* Start *

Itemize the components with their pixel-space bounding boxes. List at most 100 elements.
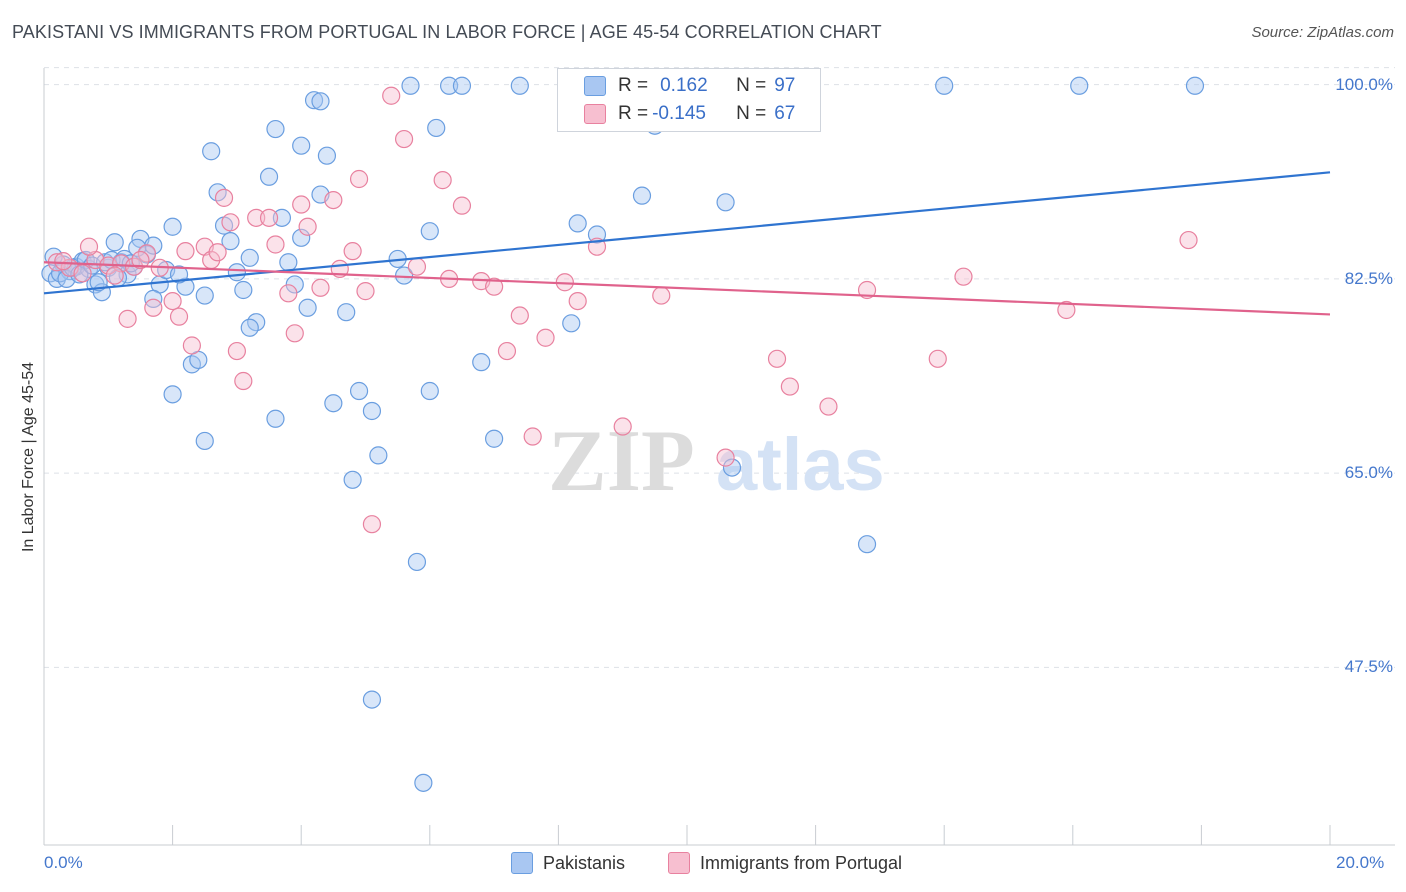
pakistanis-point: [311, 92, 330, 111]
portugal-point: [208, 243, 227, 262]
bottom-legend-portugal: Immigrants from Portugal: [668, 852, 902, 874]
trend-lines: [43, 171, 1331, 316]
pakistanis-point: [1185, 76, 1205, 95]
portugal-point: [137, 244, 156, 263]
y-tick-label: 47.5%: [1344, 657, 1393, 677]
pakistanis-point: [163, 217, 182, 236]
portugal-point: [285, 324, 304, 343]
pakistanis-point: [420, 222, 439, 241]
pakistanis-point: [317, 146, 337, 165]
pakistanis-point: [266, 409, 285, 428]
portugal-point: [407, 257, 427, 276]
watermark-zip: ZIP: [548, 413, 695, 510]
portugal-point: [176, 242, 195, 261]
portugal-point: [497, 341, 517, 361]
portugal-point: [234, 371, 253, 391]
portugal-point: [214, 188, 234, 207]
portugal-point: [105, 266, 124, 285]
portugal-point: [510, 306, 529, 325]
pakistanis-point: [105, 233, 124, 252]
pakistanis-point: [362, 401, 382, 421]
portugal-point: [485, 277, 504, 296]
portugal-point: [857, 280, 877, 300]
pakistanis-point: [304, 91, 324, 110]
pakistanis-point: [279, 253, 298, 272]
portugal-point: [259, 208, 279, 227]
pakistanis-point: [195, 431, 214, 451]
pakistanis-point: [202, 142, 221, 161]
portugal-point: [767, 349, 787, 368]
pakistanis-point: [240, 318, 259, 337]
pakistanis-point: [285, 275, 304, 294]
pakistanis-point: [121, 254, 140, 273]
pakistanis-point: [562, 314, 581, 333]
legend-row-pakistanis: R = 0.162 N = 97: [584, 74, 795, 98]
portugal-point: [54, 252, 73, 271]
portugal-point: [568, 292, 587, 311]
pakistanis-point: [44, 247, 63, 266]
pakistanis-point: [369, 446, 388, 465]
portugal-point: [227, 341, 246, 361]
pakistanis-point: [324, 394, 343, 413]
portugal-point: [169, 307, 189, 326]
pakistanis-point: [221, 232, 240, 251]
pakistanis-point: [722, 458, 742, 477]
pakistanis-point: [337, 303, 356, 322]
pakistanis-point: [568, 214, 587, 233]
bottom-legend-label: Pakistanis: [543, 852, 626, 873]
legend-n-value: 97: [774, 75, 796, 96]
pakistanis-point: [362, 690, 382, 709]
portugal-point: [221, 213, 240, 232]
portugal-point: [182, 336, 201, 355]
pakistanis-point: [234, 280, 253, 300]
portugal-point: [613, 417, 632, 436]
portugal-point: [131, 250, 150, 270]
pakistanis-point: [427, 118, 446, 138]
portugal-trend-line: [43, 261, 1331, 316]
portugal-point: [356, 282, 375, 301]
portugal-point: [343, 242, 362, 261]
y-tick-label: 65.0%: [1344, 463, 1393, 483]
axes: [43, 68, 1395, 846]
pakistanis-point: [439, 76, 459, 95]
portugal-point: [928, 349, 947, 368]
portugal-point: [394, 129, 414, 149]
legend-r-value: 0.162: [660, 75, 708, 96]
portugal-point: [819, 397, 838, 416]
legend-n-label: N =: [736, 75, 767, 96]
bottom-legend-label: Immigrants from Portugal: [700, 852, 903, 873]
legend-n-value: 67: [774, 103, 796, 124]
pakistanis-point: [632, 186, 652, 205]
legend-swatch-pink: [584, 104, 606, 124]
portugal-point: [266, 235, 285, 254]
legend-swatch-blue: [584, 76, 606, 96]
portugal-point: [716, 448, 735, 467]
portugal-point: [780, 377, 799, 396]
portugal-point: [311, 278, 330, 297]
legend-r-value: -0.145: [652, 103, 706, 124]
pakistanis-point: [485, 429, 504, 448]
pakistanis-point: [472, 353, 491, 372]
gridlines: [44, 67, 1395, 668]
watermark-atlas: atlas: [716, 423, 885, 506]
portugal-point: [1057, 300, 1076, 320]
pakistanis-point: [266, 119, 285, 139]
legend-swatch-pink: [668, 852, 690, 874]
portugal-point: [292, 195, 311, 214]
pakistanis-point: [407, 552, 427, 572]
portugal-point: [279, 284, 298, 303]
portugal-point: [523, 427, 542, 446]
legend-r-label: R =: [618, 75, 649, 96]
pakistanis-point: [452, 76, 472, 95]
portugal-point: [433, 171, 452, 190]
pakistanis-point: [401, 76, 420, 95]
x-tick-min: 0.0%: [44, 853, 83, 872]
portugal-point: [349, 169, 369, 189]
pakistanis-point: [935, 76, 954, 95]
pakistanis-point: [259, 167, 279, 186]
portugal-point: [298, 217, 317, 236]
pakistanis-point: [857, 535, 877, 554]
portugal-point: [79, 237, 99, 256]
portugal-point: [163, 292, 182, 311]
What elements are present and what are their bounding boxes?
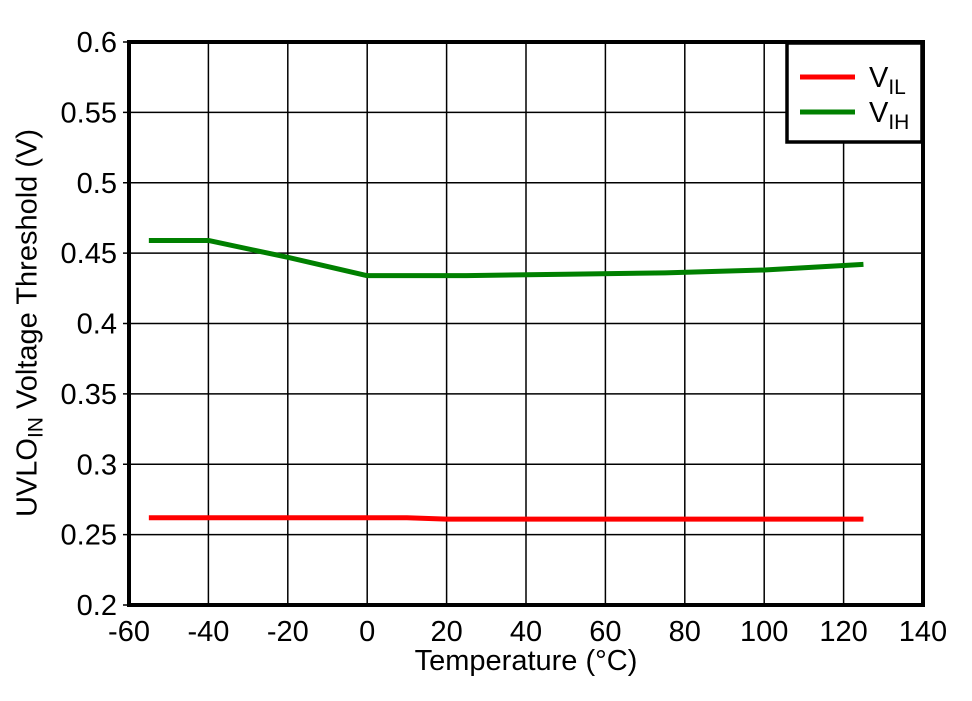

* End *

The exercise =
Arrange every line of the items above as a numbered list, omitting blank lines and leaving out the pictures.

Completed task =
1. Itemize the components with their pixel-space bounding boxes. List at most 100 elements.
2. pakistanis-point: [311, 92, 330, 111]
3. portugal-point: [208, 243, 227, 262]
4. bottom-legend-portugal: Immigrants from Portugal: [668, 852, 902, 874]
5. trend-lines: [43, 171, 1331, 316]
6. pakistanis-point: [1185, 76, 1205, 95]
7. portugal-point: [137, 244, 156, 263]
8. y-tick-label: 47.5%: [1344, 657, 1393, 677]
9. pakistanis-point: [163, 217, 182, 236]
10. portugal-point: [285, 324, 304, 343]
11. pakistanis-point: [420, 222, 439, 241]
12. pakistanis-point: [317, 146, 337, 165]
13. pakistanis-point: [266, 409, 285, 428]
14. portugal-point: [407, 257, 427, 276]
15. watermark-zip: ZIP: [548, 413, 695, 510]
16. portugal-point: [176, 242, 195, 261]
17. portugal-point: [497, 341, 517, 361]
18. portugal-point: [234, 371, 253, 391]
19. portugal-point: [214, 188, 234, 207]
20. portugal-point: [105, 266, 124, 285]
21. portugal-point: [510, 306, 529, 325]
22. pakistanis-point: [105, 233, 124, 252]
23. pakistanis-point: [362, 401, 382, 421]
24. portugal-point: [485, 277, 504, 296]
25. portugal-point: [857, 280, 877, 300]
26. pakistanis-point: [304, 91, 324, 110]
27. pakistanis-point: [279, 253, 298, 272]
28. portugal-point: [259, 208, 279, 227]
29. pakistanis-point: [195, 431, 214, 451]
30. pakistanis-point: [202, 142, 221, 161]
31. portugal-point: [767, 349, 787, 368]
32. pakistanis-point: [240, 318, 259, 337]
33. pakistanis-point: [285, 275, 304, 294]
34. pakistanis-point: [121, 254, 140, 273]
35. pakistanis-point: [562, 314, 581, 333]
36. legend-row-pakistanis: R = 0.162 N = 97: [584, 74, 795, 98]
37. portugal-point: [54, 252, 73, 271]
38. portugal-point: [568, 292, 587, 311]
39. pakistanis-point: [44, 247, 63, 266]
40. pakistanis-point: [369, 446, 388, 465]
41. portugal-point: [227, 341, 246, 361]
42. pakistanis-point: [324, 394, 343, 413]
43. portugal-point: [169, 307, 189, 326]
44. pakistanis-point: [221, 232, 240, 251]
45. pakistanis-point: [722, 458, 742, 477]
46. pakistanis-point: [337, 303, 356, 322]
47. pakistanis-point: [568, 214, 587, 233]
48. bottom-legend-label: Pakistanis: [543, 852, 626, 873]
49. legend-n-value: 97: [774, 75, 796, 96]
50. pakistanis-point: [362, 690, 382, 709]
51. portugal-point: [221, 213, 240, 232]
52. portugal-point: [182, 336, 201, 355]
53. pakistanis-point: [234, 280, 253, 300]
54. portugal-point: [613, 417, 632, 436]
55. portugal-point: [131, 250, 150, 270]
56. pakistanis-point: [427, 118, 446, 138]
57. portugal-trend-line: [43, 261, 1331, 316]
58. portugal-point: [356, 282, 375, 301]
59. portugal-point: [343, 242, 362, 261]
60. y-tick-label: 65.0%: [1344, 463, 1393, 483]
61. axes: [43, 68, 1395, 846]
62. pakistanis-point: [439, 76, 459, 95]
63. portugal-point: [928, 349, 947, 368]
64. portugal-point: [394, 129, 414, 149]
65. legend-r-value: 0.162: [660, 75, 708, 96]
66. portugal-point: [819, 397, 838, 416]
67. legend-n-label: N =: [736, 75, 767, 96]
68. bottom-legend-label: Immigrants from Portugal: [700, 852, 903, 873]
69. legend-n-value: 67: [774, 103, 796, 124]
70. pakistanis-point: [632, 186, 652, 205]
71. legend-swatch-pink: [584, 104, 606, 124]
72. portugal-point: [266, 235, 285, 254]
73. legend-swatch-blue: [584, 76, 606, 96]
74. portugal-point: [716, 448, 735, 467]
75. portugal-point: [780, 377, 799, 396]
76. portugal-point: [311, 278, 330, 297]
77. legend-r-value: -0.145: [652, 103, 706, 124]
78. pakistanis-point: [485, 429, 504, 448]
79. pakistanis-point: [472, 353, 491, 372]
80. gridlines: [44, 67, 1395, 668]
81. watermark-atlas: atlas: [716, 423, 885, 506]
82. portugal-point: [1057, 300, 1076, 320]
83. pakistanis-point: [266, 119, 285, 139]
84. legend-swatch-pink: [668, 852, 690, 874]
85. portugal-point: [292, 195, 311, 214]
86. pakistanis-point: [407, 552, 427, 572]
87. portugal-point: [279, 284, 298, 303]
88. portugal-point: [523, 427, 542, 446]
89. legend-r-label: R =: [618, 75, 649, 96]
90. pakistanis-point: [452, 76, 472, 95]
91. portugal-point: [433, 171, 452, 190]
92. pakistanis-point: [401, 76, 420, 95]
93. x-tick-min: 0.0%: [44, 853, 83, 872]
94. portugal-point: [349, 169, 369, 189]
95. pakistanis-point: [935, 76, 954, 95]
96. pakistanis-point: [259, 167, 279, 186]
97. portugal-point: [298, 217, 317, 236]
98. pakistanis-point: [857, 535, 877, 554]
99. portugal-point: [79, 237, 99, 256]
100. portugal-point: [163, 292, 182, 311]
101. What elements are present and what are their bounding boxes?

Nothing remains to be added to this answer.